▶ _PROMPT_
Lines containing the string "双飞五日" are to be collected in full.

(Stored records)

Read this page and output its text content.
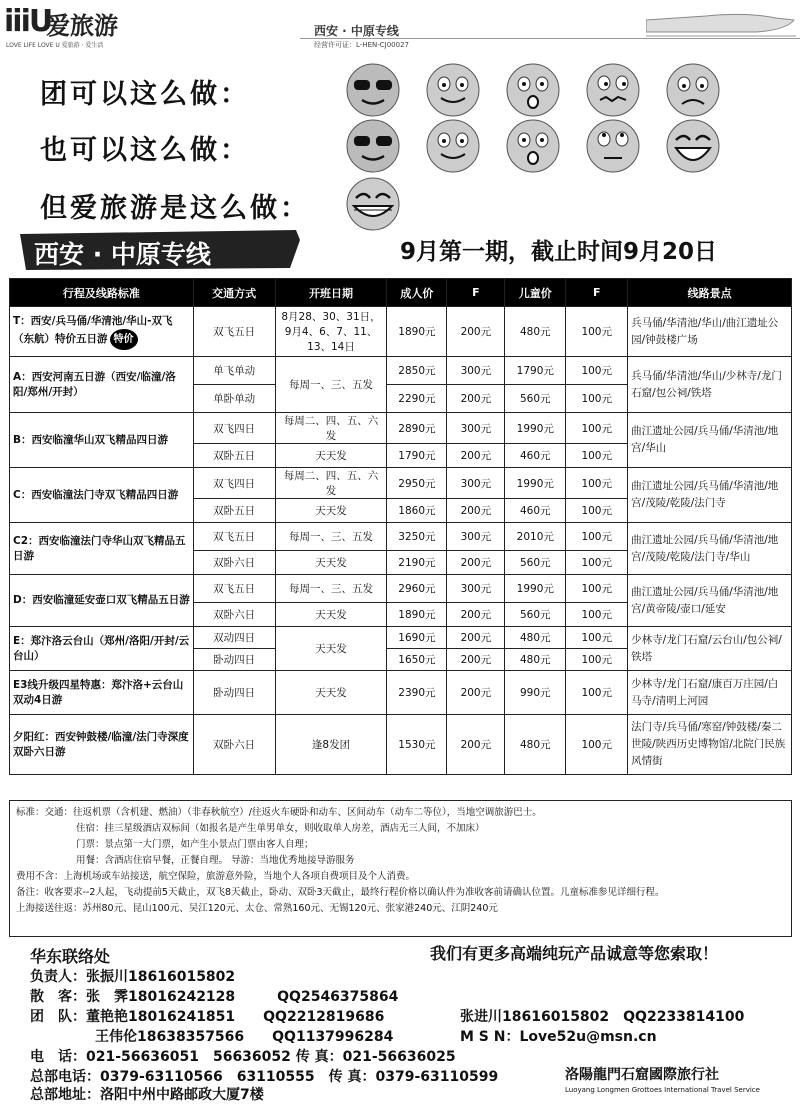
iiiU
爱旅游
LOVE LIFE LOVE U 爱旅游 · 爱生活
西安 · 中原专线
经营许可证：L-HEN-CJ00027
团可以这么做：
也可以这么做：
但爱旅游是这么做：
西安 · 中原专线	9月第一期，截止时间9月20日
行程及线路标准	交通方式	开班日期	成人价	F	儿童价	F	线路景点
T：西安/兵马俑/华清池/华山-双飞（东航）特价五日游 特价	双飞五日	8月28、30、31日，9月4、6、7、11、13、14日	1890元	200元	480元	100元	兵马俑/华清池/华山/曲江遗址公园/钟鼓楼广场
A：西安河南五日游（西安/临潼/洛阳/郑州/开封）	单飞单动	每周一、三、五发	2850元	300元	1790元	100元	兵马俑/华清池/华山/少林寺/龙门石窟/包公祠/铁塔
	单卧单动		2290元	200元	560元	100元	
B：西安临潼华山双飞精品四日游	双飞四日	每周二、四、五、六发	2890元	300元	1990元	100元	曲江遗址公园/兵马俑/华清池/地宫/华山
	双卧五日	天天发	1790元	200元	460元	100元	
C：西安临潼法门寺双飞精品四日游	双飞四日	每周二、四、五、六发	2950元	300元	1990元	100元	曲江遗址公园/兵马俑/华清池/地宫/茂陵/乾陵/法门寺
	双卧五日	天天发	1860元	200元	460元	100元	
C2：西安临潼法门寺华山双飞精品五日游	双飞五日	每周一、三、五发	3250元	300元	2010元	100元	曲江遗址公园/兵马俑/华清池/地宫/茂陵/乾陵/法门寺/华山
	双卧六日	天天发	2190元	200元	560元	100元	
D：西安临潼延安壶口双飞精品五日游	双飞五日	每周一、三、五发	2960元	300元	1990元	100元	曲江遗址公园/兵马俑/华清池/地宫/黄帝陵/壶口/延安
	双卧六日	天天发	1890元	200元	560元	100元	
E：郑汴洛云台山（郑州/洛阳/开封/云台山）	双动四日	天天发	1690元	200元	480元	100元	少林寺/龙门石窟/云台山/包公祠/铁塔
	卧动四日		1650元	200元	480元	100元	
E3线升级四星特惠：郑汴洛+云台山双动4日游	卧动四日	天天发	2390元	200元	990元	100元	少林寺/龙门石窟/康百万庄园/白马寺/清明上河园
夕阳红：西安钟鼓楼/临潼/法门寺深度双卧六日游	双卧六日	逢8发团	1530元	200元	480元	100元	法门寺/兵马俑/寒窑/钟鼓楼/秦二世陵/陕西历史博物馆/北院门民族风情街
标准：交通：往返机票（含机建、燃油）（非春秋航空）/往返火车硬卧和动车、区间动车（动车二等位），当地空调旅游巴士。
住宿：挂三星级酒店双标间（如报名是产生单男单女，则收取单人房差，酒店无三人间，不加床）
门票：景点第一大门票，如产生小景点门票由客人自理；
用餐：含酒店住宿早餐，正餐自理。 导游：当地优秀地接导游服务
费用不含：上海机场或车站接送，航空保险，旅游意外险，当地个人各项自费项目及个人消费。
备注：收客要求--2人起，飞动提前5天截止，双飞8天截止，卧动、双卧3天截止，最终行程价格以确认件为准收客前请确认位置。儿童标准参见详细行程。
上海接送往返：苏州80元、昆山100元、吴江120元、太仓、常熟160元、无锡120元、张家港240元、江阴240元
我们有更多高端纯玩产品诚意等您索取！
华东联络处
负责人：张振川18616015802
散　客：张　霁18016242128　　　QQ2546375864
团　队：董艳艳18016241851　　QQ2212819686	张进川18616015802　QQ2233814100
王伟伦18638357566　　QQ1137996284	M S N：Love52u@msn.cn
电　话：021-56636051　56636052 传 真：021-56636025
总部电话：0379-63110566　63110555　传 真：0379-63110599
总部地址：洛阳中州中路邮政大厦7楼
洛陽龍門石窟國際旅行社
Luoyang Longmen Grottoes International Travel Service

▶ _FINISHED ANSWER_
T：西安/兵马俑/华清池/华山-双飞（东航）特价五日游 特价	双飞五日	8月28、30、31日，9月4、6、7、11、13、14日	1890元	200元	480元	100元	兵马俑/华清池/华山/曲江遗址公园/钟鼓楼广场
C2：西安临潼法门寺华山双飞精品五日游	双飞五日	每周一、三、五发	3250元	300元	2010元	100元	曲江遗址公园/兵马俑/华清池/地宫/茂陵/乾陵/法门寺/华山
D：西安临潼延安壶口双飞精品五日游	双飞五日	每周一、三、五发	2960元	300元	1990元	100元	曲江遗址公园/兵马俑/华清池/地宫/黄帝陵/壶口/延安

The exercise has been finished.